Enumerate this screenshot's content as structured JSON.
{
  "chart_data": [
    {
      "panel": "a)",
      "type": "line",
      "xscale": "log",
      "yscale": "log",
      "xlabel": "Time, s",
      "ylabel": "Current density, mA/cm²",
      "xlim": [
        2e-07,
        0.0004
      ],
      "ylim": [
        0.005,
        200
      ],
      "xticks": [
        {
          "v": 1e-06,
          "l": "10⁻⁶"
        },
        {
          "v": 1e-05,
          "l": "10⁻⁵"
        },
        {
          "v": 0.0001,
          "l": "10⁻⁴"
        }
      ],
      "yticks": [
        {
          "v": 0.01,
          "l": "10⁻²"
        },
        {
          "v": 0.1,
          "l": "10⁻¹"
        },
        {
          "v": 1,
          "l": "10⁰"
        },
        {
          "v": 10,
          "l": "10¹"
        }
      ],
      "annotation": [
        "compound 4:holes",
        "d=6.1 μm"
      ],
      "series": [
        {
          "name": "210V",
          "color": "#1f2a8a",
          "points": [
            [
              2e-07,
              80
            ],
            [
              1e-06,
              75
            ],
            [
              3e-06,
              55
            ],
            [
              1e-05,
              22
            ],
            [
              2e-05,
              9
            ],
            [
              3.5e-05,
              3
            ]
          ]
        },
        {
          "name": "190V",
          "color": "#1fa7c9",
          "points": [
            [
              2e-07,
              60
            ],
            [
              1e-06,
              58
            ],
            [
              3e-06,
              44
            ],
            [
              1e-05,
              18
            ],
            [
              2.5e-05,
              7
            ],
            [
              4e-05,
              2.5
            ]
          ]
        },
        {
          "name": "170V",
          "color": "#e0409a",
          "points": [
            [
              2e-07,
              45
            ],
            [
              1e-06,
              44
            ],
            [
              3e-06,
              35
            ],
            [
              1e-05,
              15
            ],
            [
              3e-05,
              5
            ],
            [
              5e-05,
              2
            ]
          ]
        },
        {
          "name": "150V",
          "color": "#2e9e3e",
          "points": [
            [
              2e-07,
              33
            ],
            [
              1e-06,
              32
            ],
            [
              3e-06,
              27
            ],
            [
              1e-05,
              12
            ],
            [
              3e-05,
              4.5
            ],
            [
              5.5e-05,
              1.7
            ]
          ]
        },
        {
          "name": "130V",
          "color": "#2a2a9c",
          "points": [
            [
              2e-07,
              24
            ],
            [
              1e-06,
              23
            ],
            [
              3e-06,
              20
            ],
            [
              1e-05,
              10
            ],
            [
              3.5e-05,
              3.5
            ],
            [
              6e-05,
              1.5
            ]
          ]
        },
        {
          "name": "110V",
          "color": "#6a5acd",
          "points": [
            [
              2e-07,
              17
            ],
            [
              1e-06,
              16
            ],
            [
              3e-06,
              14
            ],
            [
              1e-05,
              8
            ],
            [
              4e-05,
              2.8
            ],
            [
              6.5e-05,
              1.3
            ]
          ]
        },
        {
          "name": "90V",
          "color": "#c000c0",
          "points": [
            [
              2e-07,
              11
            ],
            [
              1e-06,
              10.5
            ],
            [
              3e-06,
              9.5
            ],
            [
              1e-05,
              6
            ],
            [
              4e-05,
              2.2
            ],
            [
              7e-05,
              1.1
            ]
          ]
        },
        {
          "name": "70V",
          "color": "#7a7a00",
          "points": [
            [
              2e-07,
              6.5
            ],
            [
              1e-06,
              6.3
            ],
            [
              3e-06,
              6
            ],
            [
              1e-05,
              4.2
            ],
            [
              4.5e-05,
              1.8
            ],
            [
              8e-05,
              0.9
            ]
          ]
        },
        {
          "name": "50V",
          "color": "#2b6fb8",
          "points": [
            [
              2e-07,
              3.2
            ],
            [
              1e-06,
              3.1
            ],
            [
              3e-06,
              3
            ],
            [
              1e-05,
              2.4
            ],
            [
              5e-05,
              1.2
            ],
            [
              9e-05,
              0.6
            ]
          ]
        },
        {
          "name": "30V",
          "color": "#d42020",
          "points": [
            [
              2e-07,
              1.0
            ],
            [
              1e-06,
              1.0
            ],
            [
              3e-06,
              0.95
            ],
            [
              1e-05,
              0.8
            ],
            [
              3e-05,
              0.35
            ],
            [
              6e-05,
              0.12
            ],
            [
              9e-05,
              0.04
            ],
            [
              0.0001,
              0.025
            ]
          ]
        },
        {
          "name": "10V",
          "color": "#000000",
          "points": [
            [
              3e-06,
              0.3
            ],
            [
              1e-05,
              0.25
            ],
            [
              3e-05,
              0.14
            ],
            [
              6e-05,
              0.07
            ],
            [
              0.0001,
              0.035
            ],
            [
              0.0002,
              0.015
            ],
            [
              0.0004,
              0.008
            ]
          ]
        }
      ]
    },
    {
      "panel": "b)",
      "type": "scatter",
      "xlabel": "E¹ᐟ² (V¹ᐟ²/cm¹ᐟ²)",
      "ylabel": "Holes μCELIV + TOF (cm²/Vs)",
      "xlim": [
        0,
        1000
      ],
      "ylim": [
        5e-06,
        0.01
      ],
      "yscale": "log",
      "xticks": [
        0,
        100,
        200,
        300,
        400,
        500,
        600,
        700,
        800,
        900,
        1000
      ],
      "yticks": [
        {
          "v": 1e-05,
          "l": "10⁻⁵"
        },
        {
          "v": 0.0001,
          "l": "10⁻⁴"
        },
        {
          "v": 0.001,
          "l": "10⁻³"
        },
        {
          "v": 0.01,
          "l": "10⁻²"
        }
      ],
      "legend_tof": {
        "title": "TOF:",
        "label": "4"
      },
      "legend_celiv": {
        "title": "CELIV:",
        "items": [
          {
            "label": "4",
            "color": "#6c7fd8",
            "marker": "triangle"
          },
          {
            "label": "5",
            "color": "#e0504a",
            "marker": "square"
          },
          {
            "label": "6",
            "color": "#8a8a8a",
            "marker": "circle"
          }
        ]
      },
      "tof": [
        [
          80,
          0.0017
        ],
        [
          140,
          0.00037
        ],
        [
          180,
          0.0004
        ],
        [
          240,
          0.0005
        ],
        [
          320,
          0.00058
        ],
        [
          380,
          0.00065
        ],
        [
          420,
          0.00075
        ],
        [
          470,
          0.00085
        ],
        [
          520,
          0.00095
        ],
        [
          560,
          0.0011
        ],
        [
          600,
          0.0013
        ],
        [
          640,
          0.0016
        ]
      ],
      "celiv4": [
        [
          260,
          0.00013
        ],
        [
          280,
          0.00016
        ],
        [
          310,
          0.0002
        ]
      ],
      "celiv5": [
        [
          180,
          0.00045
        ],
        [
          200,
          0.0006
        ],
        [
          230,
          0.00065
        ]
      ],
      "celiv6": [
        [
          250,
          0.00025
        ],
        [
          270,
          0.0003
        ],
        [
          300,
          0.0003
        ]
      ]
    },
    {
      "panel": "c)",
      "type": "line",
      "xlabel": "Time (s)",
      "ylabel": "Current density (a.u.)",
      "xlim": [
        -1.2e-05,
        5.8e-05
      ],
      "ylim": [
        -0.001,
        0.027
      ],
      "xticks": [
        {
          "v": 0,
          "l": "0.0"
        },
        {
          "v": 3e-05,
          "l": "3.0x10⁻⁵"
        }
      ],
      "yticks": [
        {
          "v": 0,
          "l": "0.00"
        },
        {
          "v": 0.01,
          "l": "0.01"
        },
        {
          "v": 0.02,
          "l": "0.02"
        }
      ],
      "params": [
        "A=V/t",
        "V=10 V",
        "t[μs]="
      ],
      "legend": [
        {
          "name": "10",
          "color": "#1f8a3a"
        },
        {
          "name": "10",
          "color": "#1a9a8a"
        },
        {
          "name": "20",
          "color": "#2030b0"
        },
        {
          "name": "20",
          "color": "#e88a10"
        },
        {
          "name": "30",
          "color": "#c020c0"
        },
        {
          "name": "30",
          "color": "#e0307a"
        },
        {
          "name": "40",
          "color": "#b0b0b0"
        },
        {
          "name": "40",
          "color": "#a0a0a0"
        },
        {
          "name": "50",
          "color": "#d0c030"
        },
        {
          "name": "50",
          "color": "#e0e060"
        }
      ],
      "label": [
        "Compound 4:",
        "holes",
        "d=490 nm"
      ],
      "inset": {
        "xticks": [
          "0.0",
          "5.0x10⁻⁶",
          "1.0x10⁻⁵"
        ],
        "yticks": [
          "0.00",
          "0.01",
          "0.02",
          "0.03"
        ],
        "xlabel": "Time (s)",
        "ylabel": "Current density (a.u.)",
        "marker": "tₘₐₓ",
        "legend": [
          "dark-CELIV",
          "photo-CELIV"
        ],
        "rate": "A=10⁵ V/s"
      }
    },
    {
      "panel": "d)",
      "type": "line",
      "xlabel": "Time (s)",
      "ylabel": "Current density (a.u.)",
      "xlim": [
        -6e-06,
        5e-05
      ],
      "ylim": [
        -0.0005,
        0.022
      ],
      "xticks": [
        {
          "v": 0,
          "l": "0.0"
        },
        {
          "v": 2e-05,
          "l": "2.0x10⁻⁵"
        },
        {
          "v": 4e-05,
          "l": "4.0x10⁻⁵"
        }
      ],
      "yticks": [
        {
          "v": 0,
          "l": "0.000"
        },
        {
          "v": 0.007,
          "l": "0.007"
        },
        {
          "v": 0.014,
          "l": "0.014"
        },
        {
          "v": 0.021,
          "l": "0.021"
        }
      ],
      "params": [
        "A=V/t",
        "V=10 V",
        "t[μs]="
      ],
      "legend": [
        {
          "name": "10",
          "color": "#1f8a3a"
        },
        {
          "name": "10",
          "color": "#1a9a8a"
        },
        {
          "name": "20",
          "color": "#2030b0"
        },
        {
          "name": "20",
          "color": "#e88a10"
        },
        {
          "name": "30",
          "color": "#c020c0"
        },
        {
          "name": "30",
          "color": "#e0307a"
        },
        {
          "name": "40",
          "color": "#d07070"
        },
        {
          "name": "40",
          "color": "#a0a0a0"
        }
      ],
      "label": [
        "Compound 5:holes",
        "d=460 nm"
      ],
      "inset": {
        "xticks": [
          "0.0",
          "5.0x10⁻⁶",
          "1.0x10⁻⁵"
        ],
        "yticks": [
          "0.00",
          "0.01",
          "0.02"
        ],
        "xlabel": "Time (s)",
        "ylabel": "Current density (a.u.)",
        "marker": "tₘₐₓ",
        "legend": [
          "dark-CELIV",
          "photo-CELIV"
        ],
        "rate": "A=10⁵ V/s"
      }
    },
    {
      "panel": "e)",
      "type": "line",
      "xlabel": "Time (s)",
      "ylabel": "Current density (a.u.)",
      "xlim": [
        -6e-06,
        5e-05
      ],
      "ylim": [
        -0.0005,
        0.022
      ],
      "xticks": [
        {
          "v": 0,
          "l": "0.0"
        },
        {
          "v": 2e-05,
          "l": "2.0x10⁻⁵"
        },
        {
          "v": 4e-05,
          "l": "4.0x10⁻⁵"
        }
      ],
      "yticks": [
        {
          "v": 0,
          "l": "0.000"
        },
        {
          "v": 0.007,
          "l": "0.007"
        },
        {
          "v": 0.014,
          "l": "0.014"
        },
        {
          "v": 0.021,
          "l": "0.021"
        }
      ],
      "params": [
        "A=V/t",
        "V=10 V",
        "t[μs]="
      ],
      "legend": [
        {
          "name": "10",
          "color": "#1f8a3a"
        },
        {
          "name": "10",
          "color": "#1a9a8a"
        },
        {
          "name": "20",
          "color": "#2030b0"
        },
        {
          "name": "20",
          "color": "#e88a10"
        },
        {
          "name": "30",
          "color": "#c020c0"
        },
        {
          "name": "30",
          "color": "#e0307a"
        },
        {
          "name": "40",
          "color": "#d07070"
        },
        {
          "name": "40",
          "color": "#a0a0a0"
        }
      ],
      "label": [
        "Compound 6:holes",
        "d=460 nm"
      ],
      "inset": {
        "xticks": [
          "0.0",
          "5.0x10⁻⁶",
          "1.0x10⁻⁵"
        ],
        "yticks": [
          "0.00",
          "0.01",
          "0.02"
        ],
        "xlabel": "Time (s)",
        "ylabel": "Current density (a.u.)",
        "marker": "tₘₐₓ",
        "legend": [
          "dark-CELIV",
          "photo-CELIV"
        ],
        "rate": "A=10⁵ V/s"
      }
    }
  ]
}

::::::::::

* DIRECTIVE:
Return only the number of lines in the preceding records that contain the string "panel".

* RESULT BELOW:
5